[Excerpt from a dataset]
● ● ●
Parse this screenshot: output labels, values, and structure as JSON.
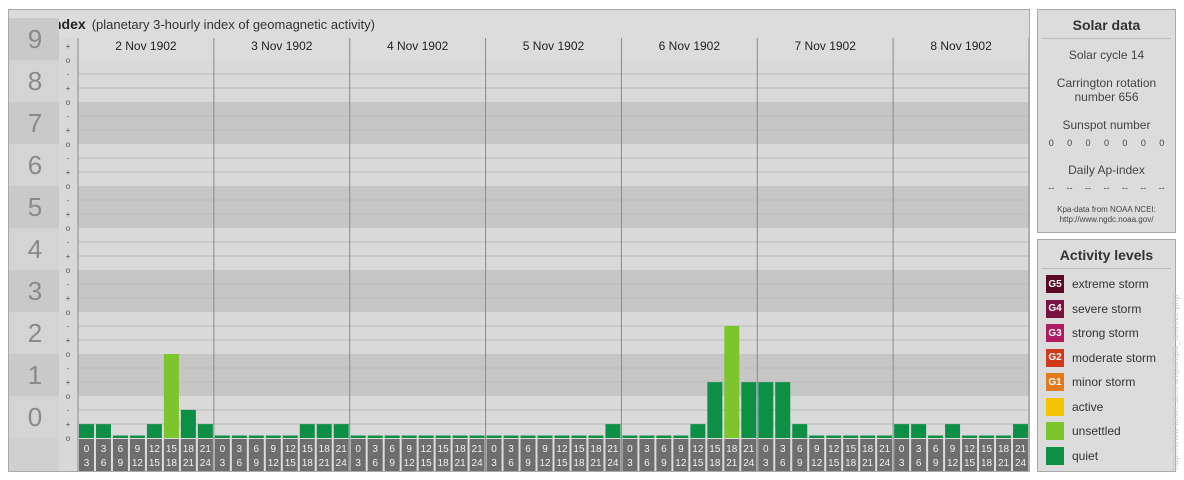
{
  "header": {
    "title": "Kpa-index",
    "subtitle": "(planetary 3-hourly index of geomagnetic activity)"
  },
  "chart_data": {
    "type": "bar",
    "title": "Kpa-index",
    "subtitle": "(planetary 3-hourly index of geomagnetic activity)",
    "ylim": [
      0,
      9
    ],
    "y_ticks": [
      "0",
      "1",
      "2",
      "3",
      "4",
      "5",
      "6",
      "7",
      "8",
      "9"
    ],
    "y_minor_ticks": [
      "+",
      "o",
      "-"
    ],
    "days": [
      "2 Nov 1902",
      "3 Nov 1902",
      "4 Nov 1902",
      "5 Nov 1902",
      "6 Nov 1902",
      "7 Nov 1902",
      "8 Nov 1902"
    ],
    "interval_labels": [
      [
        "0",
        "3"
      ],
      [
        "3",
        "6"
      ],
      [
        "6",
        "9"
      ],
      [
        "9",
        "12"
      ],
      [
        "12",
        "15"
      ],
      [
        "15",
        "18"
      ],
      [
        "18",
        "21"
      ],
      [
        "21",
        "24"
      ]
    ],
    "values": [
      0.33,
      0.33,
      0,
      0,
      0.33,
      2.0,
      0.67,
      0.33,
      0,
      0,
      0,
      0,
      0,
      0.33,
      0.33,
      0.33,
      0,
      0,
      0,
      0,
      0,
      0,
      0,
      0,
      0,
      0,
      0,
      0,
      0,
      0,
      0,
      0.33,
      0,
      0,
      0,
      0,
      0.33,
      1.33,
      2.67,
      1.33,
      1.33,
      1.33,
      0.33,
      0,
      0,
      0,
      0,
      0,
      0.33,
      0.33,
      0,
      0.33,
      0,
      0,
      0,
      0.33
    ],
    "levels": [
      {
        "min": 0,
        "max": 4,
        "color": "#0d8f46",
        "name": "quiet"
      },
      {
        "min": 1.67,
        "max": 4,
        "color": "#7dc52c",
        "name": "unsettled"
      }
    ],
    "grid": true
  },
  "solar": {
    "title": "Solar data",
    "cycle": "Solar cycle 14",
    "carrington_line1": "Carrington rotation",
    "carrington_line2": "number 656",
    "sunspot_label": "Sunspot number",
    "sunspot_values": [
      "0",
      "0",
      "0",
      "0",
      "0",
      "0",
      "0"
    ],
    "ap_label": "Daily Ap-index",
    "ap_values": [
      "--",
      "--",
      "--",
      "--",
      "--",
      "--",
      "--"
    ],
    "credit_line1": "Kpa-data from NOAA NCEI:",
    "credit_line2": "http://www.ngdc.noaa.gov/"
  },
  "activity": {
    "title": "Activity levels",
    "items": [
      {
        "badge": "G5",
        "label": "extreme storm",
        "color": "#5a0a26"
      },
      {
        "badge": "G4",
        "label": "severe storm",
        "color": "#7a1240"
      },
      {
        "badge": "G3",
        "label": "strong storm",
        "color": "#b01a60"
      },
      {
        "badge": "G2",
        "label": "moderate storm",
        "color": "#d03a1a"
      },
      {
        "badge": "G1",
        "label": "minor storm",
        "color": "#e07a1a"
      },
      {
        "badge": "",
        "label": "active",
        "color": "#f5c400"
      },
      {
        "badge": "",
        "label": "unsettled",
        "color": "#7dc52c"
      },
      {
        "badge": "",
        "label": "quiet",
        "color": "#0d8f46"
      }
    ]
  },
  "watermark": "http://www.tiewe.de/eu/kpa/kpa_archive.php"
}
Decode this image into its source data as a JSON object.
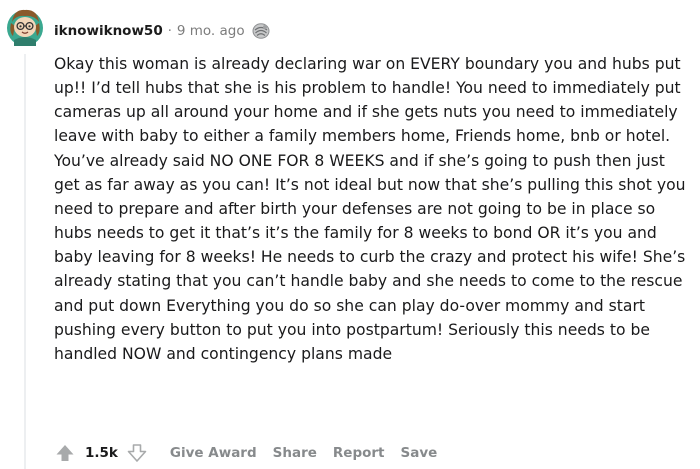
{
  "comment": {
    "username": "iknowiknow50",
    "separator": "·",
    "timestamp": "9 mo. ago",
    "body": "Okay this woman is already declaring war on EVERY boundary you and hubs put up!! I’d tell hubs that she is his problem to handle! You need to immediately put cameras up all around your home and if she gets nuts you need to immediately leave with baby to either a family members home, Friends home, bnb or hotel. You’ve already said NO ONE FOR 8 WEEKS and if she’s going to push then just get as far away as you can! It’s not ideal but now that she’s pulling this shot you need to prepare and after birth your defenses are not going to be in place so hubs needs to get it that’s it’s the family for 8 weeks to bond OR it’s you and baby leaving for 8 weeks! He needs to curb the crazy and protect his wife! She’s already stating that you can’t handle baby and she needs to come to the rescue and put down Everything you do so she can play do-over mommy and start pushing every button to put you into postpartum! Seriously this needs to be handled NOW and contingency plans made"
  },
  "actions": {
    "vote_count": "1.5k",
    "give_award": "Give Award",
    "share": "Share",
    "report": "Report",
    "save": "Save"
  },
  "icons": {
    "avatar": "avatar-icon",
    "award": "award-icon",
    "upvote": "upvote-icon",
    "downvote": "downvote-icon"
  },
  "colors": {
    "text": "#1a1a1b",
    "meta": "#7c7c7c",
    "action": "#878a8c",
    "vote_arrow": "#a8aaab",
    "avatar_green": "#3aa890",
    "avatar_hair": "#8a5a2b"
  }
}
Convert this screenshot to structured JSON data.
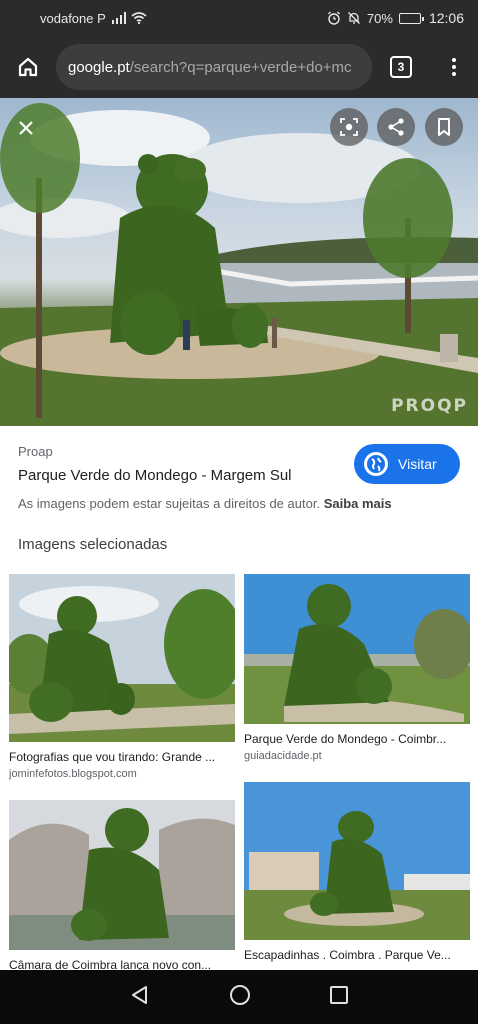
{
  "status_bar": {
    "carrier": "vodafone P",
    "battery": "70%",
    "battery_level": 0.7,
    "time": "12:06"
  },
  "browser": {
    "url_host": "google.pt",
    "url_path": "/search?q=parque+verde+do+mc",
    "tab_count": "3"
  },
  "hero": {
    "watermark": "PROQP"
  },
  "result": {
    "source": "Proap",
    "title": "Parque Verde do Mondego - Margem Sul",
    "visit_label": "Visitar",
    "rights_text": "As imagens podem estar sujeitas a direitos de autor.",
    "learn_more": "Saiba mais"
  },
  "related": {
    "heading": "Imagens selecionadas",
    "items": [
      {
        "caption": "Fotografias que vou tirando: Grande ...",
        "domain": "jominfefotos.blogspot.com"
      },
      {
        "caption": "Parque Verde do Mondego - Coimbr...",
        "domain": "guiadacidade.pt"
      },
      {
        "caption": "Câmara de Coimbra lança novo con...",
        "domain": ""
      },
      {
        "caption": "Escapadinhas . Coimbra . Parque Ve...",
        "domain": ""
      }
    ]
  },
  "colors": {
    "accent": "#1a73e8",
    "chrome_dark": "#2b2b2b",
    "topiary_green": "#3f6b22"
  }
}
● ● ●
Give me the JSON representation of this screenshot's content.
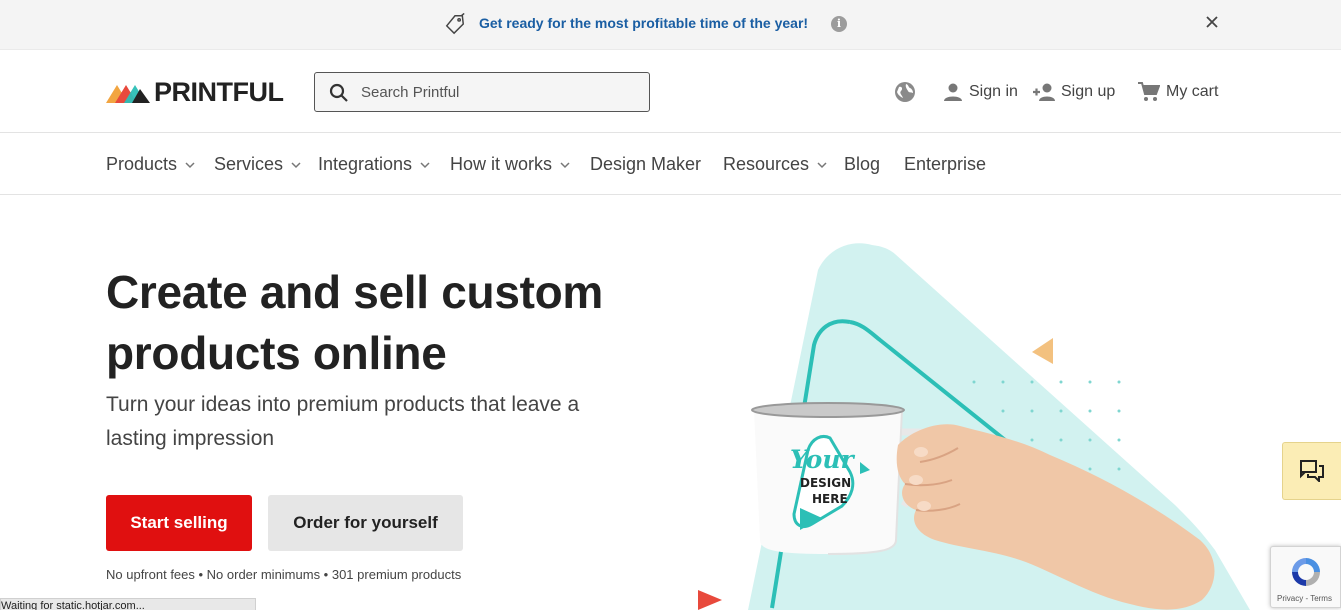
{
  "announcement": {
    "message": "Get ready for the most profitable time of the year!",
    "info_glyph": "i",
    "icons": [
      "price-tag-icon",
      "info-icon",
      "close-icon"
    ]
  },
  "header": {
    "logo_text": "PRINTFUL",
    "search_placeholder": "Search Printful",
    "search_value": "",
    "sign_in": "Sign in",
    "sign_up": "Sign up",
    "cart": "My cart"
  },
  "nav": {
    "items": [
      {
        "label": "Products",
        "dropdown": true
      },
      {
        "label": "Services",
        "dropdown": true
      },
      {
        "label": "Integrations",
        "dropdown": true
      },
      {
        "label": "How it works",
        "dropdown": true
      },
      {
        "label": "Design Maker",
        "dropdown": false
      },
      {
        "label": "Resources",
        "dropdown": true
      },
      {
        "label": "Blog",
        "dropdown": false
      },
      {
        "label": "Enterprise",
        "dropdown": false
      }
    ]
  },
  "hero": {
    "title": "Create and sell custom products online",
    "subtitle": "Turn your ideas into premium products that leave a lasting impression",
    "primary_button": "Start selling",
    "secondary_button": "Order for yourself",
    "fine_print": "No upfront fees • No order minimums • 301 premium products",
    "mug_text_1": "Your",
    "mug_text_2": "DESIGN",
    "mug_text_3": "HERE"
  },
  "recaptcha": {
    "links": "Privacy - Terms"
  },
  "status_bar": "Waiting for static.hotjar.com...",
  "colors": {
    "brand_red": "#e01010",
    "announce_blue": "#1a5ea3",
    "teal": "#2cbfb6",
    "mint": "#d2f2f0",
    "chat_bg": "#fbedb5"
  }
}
● ● ●
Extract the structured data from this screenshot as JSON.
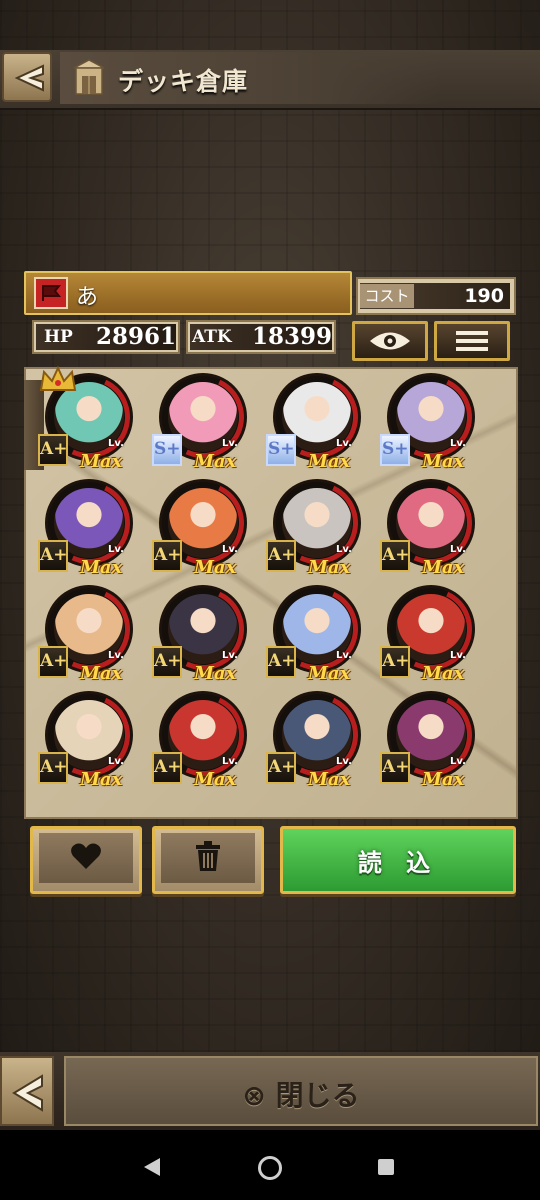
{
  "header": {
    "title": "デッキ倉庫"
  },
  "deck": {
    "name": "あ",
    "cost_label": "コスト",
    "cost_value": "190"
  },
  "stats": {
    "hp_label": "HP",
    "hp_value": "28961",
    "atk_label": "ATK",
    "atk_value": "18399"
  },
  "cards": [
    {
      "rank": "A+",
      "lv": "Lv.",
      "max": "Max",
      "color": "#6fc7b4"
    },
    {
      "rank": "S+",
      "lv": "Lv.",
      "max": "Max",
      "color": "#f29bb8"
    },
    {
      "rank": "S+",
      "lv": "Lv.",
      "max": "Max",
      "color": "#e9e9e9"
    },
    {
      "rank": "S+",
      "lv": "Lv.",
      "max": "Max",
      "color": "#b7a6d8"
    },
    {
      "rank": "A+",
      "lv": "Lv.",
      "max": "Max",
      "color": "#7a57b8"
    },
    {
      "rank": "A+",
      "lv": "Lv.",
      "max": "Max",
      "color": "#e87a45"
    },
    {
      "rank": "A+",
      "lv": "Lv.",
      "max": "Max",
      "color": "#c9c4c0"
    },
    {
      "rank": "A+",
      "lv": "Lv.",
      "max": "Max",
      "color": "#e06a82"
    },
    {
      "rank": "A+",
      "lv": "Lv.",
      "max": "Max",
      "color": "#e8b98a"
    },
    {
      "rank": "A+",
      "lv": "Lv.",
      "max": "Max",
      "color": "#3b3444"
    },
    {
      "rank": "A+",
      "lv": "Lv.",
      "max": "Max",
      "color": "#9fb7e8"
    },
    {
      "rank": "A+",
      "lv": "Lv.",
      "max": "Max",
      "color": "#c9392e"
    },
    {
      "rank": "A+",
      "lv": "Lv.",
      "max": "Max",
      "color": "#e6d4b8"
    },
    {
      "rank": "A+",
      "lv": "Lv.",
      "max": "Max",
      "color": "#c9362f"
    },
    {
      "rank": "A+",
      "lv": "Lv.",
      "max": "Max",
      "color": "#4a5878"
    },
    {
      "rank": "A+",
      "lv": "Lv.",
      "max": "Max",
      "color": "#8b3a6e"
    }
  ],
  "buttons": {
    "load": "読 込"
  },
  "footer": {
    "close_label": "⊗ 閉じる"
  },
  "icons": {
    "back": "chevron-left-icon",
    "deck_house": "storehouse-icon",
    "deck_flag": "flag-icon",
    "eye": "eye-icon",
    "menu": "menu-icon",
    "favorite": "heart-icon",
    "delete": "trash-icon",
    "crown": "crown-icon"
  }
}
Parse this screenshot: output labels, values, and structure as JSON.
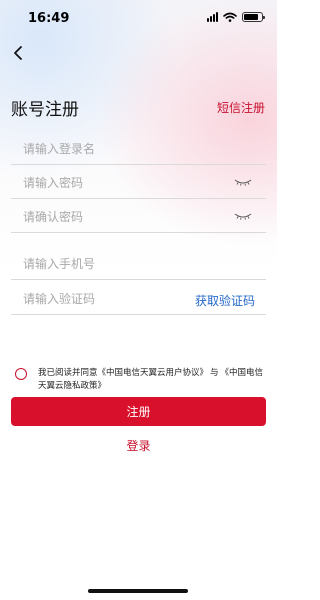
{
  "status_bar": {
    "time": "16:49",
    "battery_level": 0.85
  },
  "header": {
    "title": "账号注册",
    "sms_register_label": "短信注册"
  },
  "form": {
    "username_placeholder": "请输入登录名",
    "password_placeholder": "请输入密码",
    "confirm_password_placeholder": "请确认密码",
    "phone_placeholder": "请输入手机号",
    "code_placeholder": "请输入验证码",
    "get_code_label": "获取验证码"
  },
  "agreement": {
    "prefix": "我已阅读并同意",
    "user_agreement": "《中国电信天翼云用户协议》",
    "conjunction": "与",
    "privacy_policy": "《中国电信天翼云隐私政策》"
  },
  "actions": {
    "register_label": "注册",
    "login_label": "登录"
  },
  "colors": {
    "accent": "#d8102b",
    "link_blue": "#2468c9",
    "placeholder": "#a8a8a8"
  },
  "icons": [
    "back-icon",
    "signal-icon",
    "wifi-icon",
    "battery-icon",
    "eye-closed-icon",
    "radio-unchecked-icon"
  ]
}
● ● ●
*Task brief*
List the lines of the entries that include "this".

*Task result*
Parse this screenshot: output labels, values, and structure as JSON.
Decode this image into its source data as a JSON object.
    "body": "Okay this woman is already declaring war on EVERY boundary you and hubs put up!! I’d tell hubs that she is his problem to handle! You need to immediately put cameras up all around your home and if she gets nuts you need to immediately leave with baby to either a family members home, Friends home, bnb or hotel. You’ve already said NO ONE FOR 8 WEEKS and if she’s going to push then just get as far away as you can! It’s not ideal but now that she’s pulling this shot you need to prepare and after birth your defenses are not going to be in place so hubs needs to get it that’s it’s the family for 8 weeks to bond OR it’s you and baby leaving for 8 weeks! He needs to curb the crazy and protect his wife! She’s already stating that you can’t handle baby and she needs to come to the rescue and put down Everything you do so she can play do-over mommy and start pushing every button to put you into postpartum! Seriously this needs to be handled NOW and contingency plans made"
Convert this screenshot to structured JSON data.
Give me the JSON representation of this screenshot's content.
Extract the structured data from this screenshot as JSON.
Parse this screenshot: output labels, values, and structure as JSON.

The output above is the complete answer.